* **Stated exercise**
Single out each line with the word "text" and copy it.

— Start Dataset rows —

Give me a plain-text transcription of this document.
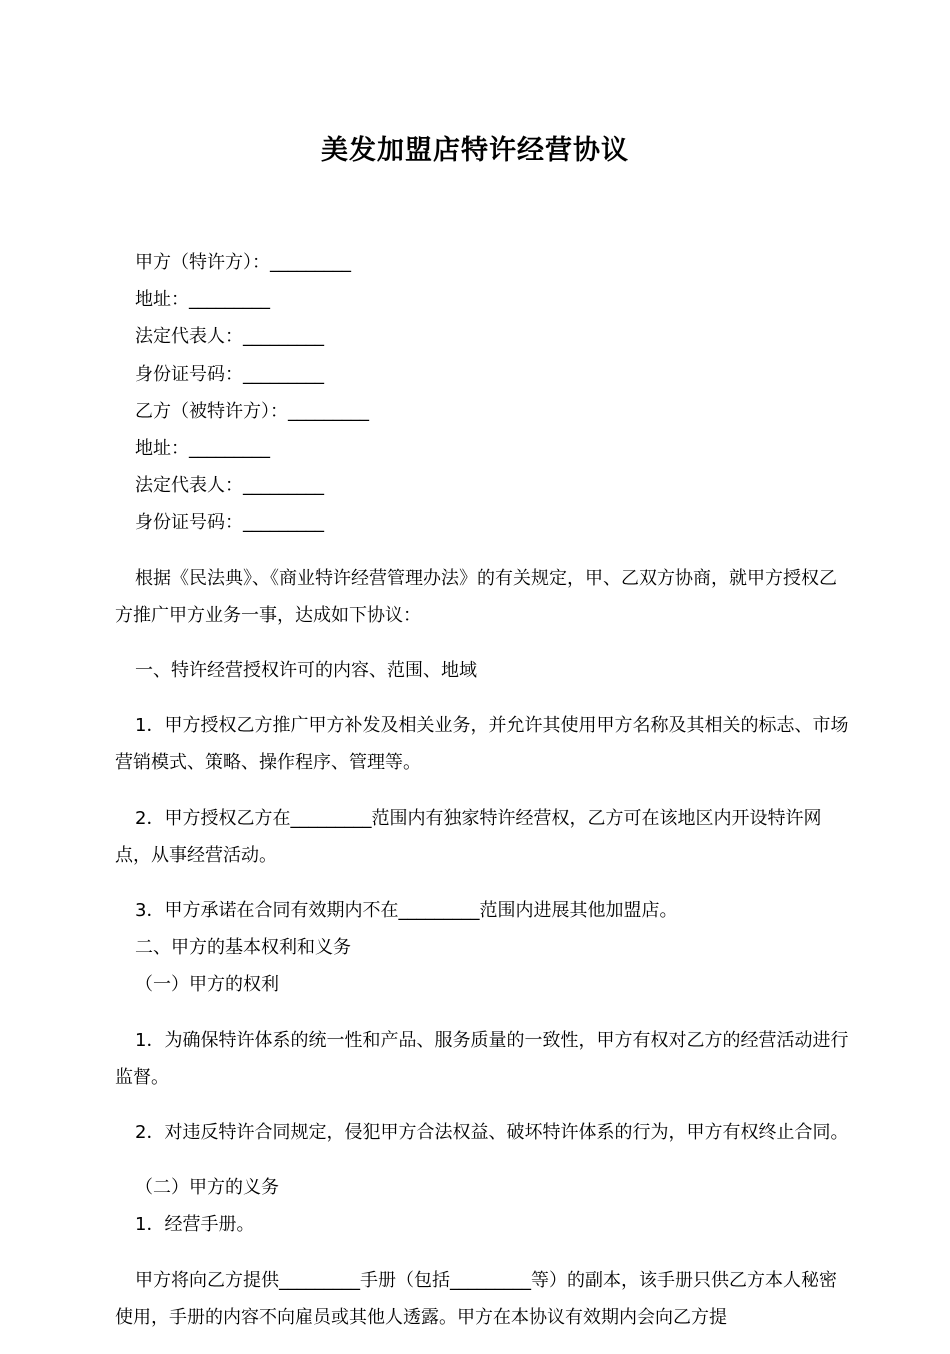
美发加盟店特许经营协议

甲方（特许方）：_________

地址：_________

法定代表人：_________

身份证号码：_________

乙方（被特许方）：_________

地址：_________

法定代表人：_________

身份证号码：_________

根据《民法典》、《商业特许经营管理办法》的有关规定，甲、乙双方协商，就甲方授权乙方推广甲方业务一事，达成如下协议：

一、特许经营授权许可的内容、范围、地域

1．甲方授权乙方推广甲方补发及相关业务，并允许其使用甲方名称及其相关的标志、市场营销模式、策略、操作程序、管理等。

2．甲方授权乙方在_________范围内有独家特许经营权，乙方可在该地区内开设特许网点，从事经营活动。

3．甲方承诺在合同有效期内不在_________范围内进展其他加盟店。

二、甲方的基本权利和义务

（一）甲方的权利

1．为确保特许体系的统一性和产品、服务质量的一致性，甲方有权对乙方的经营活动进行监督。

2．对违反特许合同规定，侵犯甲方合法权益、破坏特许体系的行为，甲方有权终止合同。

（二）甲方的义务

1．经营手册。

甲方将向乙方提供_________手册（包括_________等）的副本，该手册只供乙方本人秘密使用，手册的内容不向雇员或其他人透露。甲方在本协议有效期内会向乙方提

— End Dataset rows —
— Start Dataset rows —

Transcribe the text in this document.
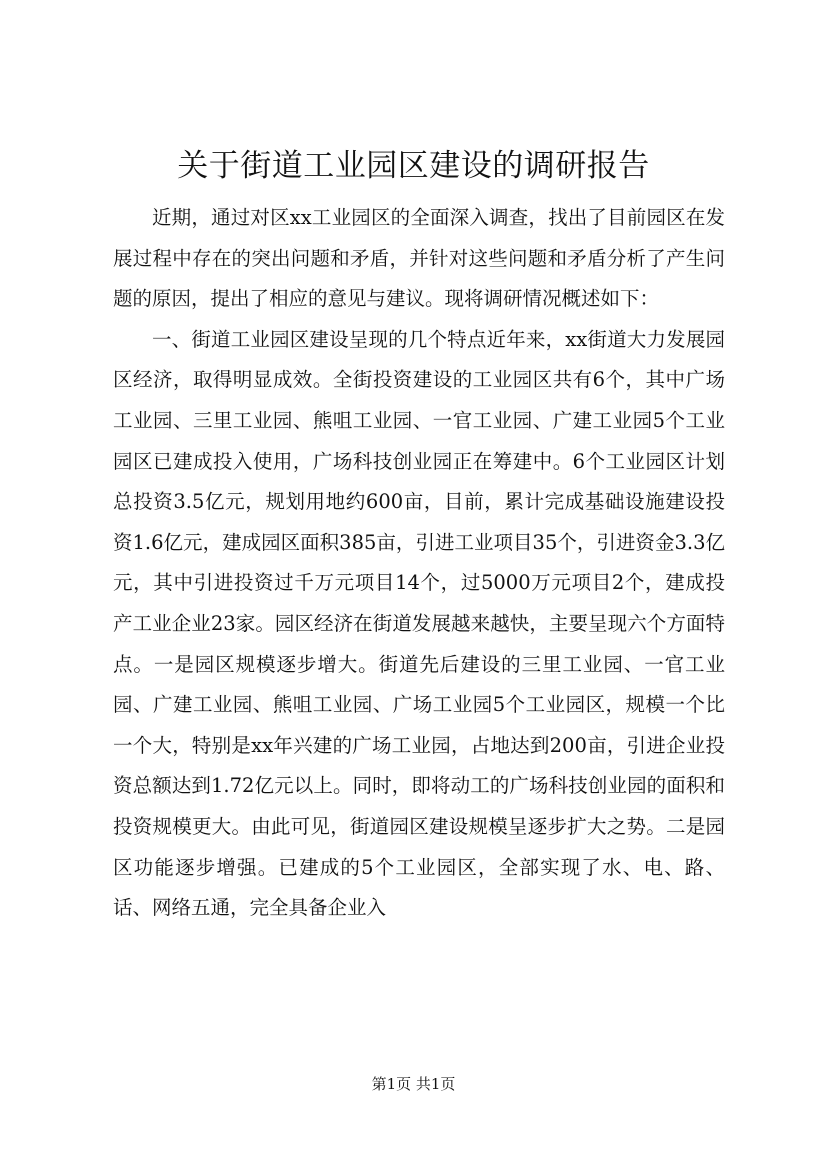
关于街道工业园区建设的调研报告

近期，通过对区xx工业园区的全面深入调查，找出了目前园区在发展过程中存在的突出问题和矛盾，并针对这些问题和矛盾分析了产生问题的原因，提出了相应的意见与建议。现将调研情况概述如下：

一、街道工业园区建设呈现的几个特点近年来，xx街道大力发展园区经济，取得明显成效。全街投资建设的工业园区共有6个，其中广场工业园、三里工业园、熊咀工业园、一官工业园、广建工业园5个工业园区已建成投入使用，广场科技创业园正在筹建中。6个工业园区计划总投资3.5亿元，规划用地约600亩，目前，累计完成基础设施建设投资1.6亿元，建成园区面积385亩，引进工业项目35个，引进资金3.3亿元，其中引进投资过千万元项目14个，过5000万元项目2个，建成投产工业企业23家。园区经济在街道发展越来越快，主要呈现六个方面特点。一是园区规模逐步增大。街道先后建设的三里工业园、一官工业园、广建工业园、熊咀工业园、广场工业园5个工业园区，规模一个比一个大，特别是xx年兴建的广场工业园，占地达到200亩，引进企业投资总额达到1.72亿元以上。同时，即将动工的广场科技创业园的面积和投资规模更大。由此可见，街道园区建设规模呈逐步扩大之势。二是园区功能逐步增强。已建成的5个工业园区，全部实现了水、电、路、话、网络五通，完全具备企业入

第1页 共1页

— End Dataset rows —

* **Exercise solution**
Give me a plain-text transcription of this document.
Transcribe the text in this document.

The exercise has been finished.